Results for the nucleation of hydroxyapatite indicated that the random coil peptide promoted formation of an amorphous Ca-PO₄ cluster, which ultimately transforms to the crystalline mineral form. This pathway was more favorable than the formation of a crystalline, templated Ca-PO₄ cluster by the alpha-helix peptide, or any Ca-PO₄ cluster in the inorganic solution. These results indicate that the organic-templated crystal nucleation mechanism proposed in the literature does not hold, at least for Ca-PO₄ phases. These results are consistent with recent experimental evidence for nucleation of amorphous CaCO₃ precursors in Ca-CO₃ systems.

——————————

What this task involves:
Return the portion of the passage on hydroxyapatite nucleation between "Results for the" and "in Ca-CO₃ systems.", inclusive, word for word. The records have nothing to do with the passage on hydroxyapatite nucleation.

——————————

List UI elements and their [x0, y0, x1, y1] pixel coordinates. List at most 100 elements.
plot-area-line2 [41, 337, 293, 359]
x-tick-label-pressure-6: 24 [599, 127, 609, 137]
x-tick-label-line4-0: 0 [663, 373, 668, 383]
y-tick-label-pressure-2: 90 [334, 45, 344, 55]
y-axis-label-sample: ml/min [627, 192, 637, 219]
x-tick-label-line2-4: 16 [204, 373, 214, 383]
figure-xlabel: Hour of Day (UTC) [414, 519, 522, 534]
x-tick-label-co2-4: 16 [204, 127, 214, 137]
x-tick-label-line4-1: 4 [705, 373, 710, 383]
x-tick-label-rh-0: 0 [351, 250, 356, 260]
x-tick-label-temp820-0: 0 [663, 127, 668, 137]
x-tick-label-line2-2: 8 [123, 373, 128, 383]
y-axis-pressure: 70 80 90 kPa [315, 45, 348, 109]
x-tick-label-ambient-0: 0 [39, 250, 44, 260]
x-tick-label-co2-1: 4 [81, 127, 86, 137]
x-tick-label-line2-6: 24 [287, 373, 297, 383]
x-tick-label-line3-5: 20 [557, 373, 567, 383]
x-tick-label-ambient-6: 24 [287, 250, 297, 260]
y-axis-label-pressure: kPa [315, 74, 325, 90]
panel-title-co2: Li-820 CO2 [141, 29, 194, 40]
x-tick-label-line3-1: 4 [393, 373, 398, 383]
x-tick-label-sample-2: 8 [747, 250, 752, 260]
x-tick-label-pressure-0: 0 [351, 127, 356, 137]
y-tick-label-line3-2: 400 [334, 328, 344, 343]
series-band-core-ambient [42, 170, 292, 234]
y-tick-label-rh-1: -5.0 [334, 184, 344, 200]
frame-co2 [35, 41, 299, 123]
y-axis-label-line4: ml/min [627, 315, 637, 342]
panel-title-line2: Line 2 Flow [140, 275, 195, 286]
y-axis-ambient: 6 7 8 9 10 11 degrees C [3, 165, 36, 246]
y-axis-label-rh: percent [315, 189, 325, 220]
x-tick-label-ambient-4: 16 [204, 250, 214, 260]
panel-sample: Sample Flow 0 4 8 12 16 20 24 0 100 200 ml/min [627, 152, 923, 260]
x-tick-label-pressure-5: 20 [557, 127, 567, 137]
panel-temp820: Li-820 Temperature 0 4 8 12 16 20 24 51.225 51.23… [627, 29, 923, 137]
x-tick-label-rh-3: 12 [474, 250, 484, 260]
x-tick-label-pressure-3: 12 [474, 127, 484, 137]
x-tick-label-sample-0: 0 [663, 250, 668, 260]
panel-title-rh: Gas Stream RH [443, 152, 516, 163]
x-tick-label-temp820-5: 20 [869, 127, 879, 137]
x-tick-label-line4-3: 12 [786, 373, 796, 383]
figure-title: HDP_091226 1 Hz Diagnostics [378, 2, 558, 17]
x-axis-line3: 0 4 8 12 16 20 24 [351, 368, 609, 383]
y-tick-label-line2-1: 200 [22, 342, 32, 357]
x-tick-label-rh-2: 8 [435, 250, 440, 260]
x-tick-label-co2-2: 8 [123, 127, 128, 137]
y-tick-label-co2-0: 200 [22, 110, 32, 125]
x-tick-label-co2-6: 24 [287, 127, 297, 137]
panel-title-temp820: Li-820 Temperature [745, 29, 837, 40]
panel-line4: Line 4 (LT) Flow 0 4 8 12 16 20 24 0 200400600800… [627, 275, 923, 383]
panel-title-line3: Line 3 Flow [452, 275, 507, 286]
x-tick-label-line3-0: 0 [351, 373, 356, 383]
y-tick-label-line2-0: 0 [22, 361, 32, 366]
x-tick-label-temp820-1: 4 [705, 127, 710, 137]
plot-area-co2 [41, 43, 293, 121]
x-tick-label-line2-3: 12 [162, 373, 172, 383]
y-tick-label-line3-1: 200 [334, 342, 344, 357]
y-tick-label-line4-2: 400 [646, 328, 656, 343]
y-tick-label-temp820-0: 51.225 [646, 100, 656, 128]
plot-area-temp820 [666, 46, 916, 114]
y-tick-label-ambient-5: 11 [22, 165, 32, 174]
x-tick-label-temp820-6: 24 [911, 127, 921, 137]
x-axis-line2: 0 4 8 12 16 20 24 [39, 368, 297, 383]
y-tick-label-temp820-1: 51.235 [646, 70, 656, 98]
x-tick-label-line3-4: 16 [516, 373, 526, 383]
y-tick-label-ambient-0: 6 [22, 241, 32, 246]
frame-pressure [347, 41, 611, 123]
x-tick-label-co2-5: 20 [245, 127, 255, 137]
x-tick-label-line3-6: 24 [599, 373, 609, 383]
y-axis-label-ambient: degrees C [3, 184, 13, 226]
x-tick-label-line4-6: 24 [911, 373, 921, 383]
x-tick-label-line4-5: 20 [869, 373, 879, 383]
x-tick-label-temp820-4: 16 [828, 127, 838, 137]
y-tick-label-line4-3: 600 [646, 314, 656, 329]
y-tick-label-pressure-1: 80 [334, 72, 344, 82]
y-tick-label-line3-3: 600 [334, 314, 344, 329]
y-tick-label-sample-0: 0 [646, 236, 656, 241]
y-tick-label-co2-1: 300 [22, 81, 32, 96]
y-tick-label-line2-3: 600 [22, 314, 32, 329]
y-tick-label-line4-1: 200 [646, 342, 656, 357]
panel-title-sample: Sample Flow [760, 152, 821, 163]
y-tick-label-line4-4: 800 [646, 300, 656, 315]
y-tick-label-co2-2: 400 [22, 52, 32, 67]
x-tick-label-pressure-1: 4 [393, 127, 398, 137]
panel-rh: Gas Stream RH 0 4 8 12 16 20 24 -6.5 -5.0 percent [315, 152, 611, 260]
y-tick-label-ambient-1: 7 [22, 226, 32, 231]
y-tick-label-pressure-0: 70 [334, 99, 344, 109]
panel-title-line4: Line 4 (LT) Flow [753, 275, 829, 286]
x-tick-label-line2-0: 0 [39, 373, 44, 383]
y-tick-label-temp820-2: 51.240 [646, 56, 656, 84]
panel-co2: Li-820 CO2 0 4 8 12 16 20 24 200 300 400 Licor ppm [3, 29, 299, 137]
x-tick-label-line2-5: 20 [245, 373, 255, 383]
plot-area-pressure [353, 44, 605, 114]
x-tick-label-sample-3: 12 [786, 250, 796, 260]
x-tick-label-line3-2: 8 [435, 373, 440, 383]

——————————

Task solution:
Results for the nucleation of hydroxyapatite indicated that the random coil peptide promoted formation of an amorphous Ca-PO₄ cluster, which ultimately transforms to the crystalline mineral form. This pathway was more favorable than the formation of a crystalline, templated Ca-PO₄ cluster by the alpha-helix peptide, or any Ca-PO₄ cluster in the inorganic solution. These results indicate that the organic-templated crystal nucleation mechanism proposed in the literature does not hold, at least for Ca-PO₄ phases. These results are consistent with recent experimental evidence for nucleation of amorphous CaCO₃ precursors in Ca-CO₃ systems.